Written task:
Go through the listing and return every line with "Average" in it.

Dataset entries:
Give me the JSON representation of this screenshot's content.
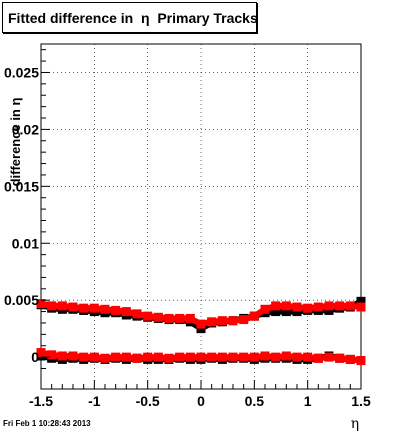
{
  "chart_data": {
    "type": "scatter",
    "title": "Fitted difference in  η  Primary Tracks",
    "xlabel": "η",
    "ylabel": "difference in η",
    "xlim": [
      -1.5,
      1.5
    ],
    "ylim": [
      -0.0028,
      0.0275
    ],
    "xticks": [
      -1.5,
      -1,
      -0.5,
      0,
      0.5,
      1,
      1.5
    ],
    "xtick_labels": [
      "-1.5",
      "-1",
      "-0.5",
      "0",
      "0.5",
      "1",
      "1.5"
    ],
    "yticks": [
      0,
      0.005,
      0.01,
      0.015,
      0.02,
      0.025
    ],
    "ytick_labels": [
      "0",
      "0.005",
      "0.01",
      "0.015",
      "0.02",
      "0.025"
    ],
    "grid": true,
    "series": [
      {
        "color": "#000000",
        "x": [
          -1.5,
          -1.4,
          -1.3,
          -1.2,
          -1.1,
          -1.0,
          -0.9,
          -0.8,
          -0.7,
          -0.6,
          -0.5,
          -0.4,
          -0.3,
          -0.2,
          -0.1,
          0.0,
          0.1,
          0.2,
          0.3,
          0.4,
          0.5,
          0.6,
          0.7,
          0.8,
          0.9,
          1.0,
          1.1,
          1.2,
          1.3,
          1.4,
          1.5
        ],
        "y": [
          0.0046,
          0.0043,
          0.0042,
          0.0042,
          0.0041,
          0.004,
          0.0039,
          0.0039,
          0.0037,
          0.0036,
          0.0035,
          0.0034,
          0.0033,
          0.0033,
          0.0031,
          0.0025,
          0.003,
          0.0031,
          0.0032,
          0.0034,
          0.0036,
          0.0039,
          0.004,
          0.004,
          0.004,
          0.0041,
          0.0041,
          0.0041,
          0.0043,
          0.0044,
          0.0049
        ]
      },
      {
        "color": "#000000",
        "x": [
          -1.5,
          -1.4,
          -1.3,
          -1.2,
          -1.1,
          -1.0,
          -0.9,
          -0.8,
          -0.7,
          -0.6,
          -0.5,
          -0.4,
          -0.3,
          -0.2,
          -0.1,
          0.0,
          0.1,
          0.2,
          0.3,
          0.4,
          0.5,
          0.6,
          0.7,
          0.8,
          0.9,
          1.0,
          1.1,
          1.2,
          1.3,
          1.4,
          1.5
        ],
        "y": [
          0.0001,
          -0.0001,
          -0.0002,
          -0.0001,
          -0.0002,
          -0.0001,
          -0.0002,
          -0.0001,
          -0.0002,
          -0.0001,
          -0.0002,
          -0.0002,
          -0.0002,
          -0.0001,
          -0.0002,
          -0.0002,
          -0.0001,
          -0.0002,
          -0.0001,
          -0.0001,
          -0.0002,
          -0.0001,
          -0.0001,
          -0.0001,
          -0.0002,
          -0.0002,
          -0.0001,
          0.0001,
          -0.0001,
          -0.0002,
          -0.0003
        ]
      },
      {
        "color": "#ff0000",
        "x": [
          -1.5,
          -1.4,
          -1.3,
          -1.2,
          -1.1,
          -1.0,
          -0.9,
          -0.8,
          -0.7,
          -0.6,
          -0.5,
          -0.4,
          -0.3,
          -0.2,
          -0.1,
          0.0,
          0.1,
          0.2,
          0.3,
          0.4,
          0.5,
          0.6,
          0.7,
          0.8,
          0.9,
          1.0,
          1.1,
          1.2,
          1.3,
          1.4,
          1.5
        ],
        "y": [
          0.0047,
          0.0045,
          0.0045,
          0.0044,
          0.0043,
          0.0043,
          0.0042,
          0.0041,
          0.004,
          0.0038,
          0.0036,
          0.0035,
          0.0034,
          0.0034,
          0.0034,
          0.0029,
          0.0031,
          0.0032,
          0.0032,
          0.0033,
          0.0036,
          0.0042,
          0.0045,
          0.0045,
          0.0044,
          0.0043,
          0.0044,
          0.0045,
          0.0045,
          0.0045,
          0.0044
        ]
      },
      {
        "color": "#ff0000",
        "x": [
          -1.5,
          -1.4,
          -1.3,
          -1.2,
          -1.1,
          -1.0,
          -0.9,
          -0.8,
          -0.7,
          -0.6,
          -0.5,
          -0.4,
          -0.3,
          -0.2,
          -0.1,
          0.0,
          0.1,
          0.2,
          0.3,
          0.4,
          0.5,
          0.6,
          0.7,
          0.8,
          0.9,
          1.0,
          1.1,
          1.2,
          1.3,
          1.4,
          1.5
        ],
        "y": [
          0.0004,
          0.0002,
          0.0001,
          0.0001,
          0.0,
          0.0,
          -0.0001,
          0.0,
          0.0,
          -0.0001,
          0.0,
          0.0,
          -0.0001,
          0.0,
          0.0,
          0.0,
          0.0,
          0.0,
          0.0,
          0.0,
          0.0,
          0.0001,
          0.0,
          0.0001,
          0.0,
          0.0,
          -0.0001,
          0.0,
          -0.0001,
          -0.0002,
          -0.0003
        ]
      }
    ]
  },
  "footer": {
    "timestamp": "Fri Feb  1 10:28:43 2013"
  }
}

---

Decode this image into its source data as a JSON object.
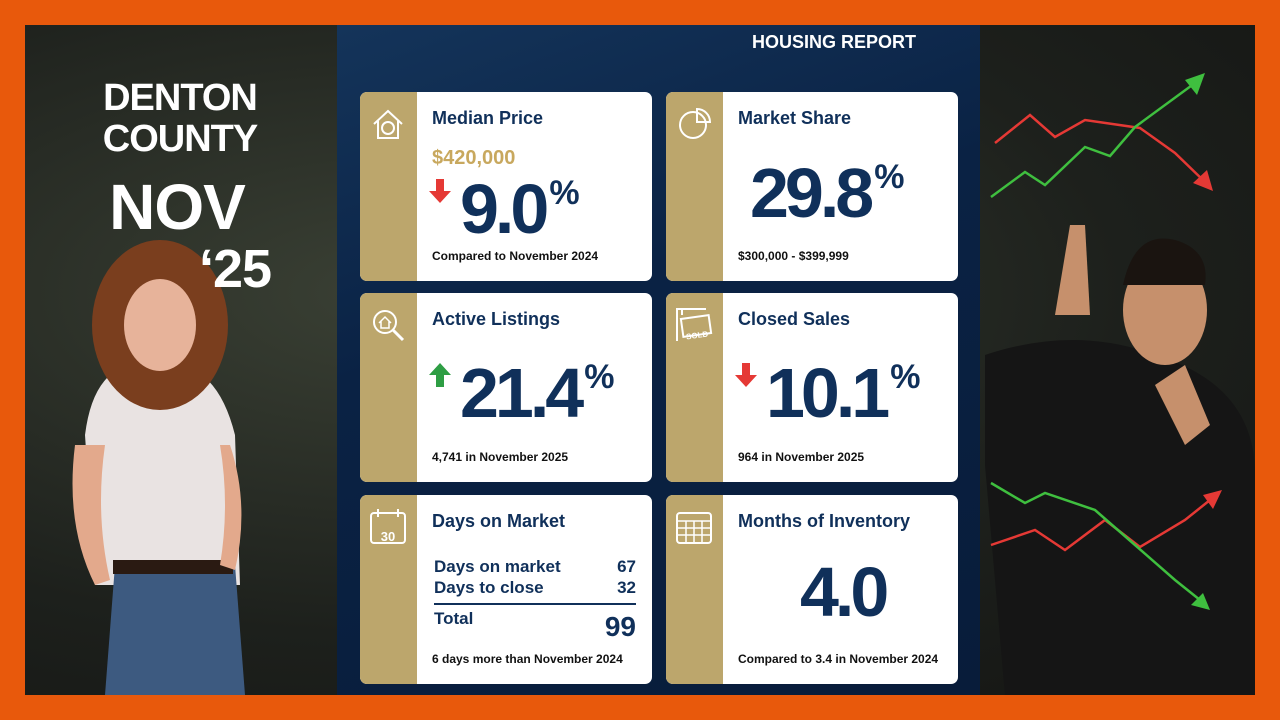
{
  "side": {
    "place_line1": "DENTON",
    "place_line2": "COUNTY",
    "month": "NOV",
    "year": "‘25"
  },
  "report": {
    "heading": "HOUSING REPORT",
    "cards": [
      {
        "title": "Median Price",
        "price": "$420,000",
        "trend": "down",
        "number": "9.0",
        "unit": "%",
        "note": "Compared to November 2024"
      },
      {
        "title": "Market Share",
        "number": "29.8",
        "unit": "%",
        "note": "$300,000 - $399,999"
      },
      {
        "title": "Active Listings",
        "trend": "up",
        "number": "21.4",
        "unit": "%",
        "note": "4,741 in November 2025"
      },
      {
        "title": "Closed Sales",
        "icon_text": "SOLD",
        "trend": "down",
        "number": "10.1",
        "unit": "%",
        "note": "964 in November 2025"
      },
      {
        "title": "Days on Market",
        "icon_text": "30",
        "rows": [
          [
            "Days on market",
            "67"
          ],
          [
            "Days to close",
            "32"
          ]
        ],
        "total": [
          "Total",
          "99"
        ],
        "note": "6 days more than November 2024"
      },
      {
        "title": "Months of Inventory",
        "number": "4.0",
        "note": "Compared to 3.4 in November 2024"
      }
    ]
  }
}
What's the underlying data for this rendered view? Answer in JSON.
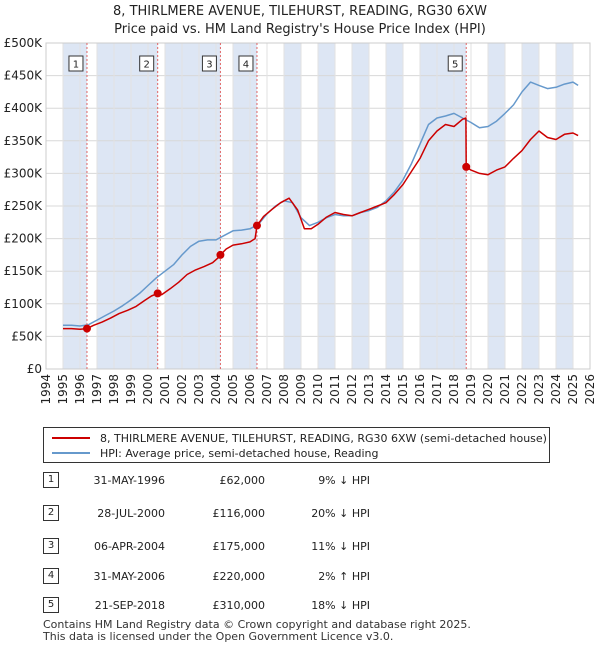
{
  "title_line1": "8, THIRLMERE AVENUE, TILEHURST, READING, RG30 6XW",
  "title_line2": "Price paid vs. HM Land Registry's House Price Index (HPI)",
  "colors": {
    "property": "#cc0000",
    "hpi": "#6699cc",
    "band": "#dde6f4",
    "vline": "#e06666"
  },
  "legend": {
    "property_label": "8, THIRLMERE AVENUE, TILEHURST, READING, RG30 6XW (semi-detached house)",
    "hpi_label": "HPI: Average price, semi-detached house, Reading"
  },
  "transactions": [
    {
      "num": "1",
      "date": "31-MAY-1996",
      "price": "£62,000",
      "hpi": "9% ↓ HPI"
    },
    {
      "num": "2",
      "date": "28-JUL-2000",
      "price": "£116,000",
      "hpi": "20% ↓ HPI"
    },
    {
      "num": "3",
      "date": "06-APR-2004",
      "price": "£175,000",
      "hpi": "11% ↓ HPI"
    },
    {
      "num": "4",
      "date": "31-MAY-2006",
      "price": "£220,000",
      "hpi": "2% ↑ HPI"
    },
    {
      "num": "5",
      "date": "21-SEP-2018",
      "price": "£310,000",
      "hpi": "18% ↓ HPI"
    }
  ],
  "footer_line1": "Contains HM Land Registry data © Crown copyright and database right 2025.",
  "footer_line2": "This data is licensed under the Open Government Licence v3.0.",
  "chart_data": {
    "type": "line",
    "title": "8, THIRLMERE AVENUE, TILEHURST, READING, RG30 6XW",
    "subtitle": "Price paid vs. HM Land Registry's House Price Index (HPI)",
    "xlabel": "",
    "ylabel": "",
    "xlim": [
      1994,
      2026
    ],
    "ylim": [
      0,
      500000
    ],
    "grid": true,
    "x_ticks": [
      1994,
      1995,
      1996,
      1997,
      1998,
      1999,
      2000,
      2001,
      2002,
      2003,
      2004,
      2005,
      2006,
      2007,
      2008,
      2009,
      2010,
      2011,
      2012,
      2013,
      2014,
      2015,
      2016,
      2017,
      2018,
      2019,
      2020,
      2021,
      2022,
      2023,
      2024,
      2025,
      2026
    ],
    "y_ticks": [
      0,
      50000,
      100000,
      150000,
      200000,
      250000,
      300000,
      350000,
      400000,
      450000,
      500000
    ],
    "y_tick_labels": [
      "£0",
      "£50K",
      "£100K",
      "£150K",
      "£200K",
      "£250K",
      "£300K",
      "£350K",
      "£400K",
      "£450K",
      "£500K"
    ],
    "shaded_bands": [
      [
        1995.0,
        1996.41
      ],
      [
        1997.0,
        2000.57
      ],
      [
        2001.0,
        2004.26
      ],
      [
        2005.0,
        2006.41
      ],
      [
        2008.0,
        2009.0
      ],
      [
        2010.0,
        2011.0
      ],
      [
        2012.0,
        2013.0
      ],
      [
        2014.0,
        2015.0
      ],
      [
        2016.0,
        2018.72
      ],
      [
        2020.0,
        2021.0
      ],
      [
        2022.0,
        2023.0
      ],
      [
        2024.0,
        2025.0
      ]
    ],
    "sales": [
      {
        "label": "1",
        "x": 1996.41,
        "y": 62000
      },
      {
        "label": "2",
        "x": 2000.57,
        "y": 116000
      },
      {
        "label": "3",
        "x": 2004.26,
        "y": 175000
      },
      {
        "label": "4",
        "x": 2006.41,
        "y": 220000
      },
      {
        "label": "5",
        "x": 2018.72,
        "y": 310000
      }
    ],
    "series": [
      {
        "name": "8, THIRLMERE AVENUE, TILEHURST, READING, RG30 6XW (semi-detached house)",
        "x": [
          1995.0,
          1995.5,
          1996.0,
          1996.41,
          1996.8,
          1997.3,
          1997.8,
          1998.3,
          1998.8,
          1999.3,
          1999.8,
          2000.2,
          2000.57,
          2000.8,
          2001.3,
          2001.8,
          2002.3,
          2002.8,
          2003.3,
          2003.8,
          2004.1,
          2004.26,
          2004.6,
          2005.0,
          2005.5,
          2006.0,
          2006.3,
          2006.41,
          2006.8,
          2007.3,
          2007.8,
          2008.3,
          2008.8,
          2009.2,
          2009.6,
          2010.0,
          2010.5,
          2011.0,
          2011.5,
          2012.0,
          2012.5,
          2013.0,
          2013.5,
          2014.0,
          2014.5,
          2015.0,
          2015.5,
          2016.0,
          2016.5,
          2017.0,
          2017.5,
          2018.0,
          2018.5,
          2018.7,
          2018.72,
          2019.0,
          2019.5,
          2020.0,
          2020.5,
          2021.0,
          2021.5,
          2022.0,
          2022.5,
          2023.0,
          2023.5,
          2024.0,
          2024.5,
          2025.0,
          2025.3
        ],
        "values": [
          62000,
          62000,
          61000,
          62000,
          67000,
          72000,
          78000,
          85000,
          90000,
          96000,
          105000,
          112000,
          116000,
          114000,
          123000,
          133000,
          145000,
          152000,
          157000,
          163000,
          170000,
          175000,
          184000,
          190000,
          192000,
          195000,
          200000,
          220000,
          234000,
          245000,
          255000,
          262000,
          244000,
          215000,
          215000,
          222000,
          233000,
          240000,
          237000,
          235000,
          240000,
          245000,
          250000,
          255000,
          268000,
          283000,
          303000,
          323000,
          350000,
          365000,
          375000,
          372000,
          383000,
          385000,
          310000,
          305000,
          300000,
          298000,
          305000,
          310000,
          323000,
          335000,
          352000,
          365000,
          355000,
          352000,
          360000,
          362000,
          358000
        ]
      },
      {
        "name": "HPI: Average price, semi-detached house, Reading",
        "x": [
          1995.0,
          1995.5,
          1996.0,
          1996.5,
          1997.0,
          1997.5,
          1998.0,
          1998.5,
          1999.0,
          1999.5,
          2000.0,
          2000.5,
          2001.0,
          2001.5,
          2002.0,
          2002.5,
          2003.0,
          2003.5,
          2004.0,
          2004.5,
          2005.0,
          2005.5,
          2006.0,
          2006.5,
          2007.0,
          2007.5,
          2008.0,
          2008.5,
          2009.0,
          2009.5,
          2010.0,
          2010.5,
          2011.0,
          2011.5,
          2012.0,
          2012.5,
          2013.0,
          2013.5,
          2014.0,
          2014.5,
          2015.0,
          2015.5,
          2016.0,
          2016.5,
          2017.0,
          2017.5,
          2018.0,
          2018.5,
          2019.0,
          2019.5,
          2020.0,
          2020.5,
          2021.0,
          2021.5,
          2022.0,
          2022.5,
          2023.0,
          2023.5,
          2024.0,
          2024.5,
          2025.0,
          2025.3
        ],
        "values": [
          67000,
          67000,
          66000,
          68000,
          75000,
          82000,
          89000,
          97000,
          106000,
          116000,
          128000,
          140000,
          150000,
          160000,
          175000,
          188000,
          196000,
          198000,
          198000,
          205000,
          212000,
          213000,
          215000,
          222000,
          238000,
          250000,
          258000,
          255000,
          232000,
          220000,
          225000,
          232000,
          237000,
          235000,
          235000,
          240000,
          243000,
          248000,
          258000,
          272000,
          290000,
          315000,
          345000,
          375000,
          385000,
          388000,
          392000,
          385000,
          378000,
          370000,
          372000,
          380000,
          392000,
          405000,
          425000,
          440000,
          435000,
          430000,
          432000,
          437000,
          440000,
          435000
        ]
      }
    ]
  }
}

Task output:
    "hpi_label": "HPI: Average price, semi-detached house, Reading"
        "name": "HPI: Average price, semi-detached house, Reading",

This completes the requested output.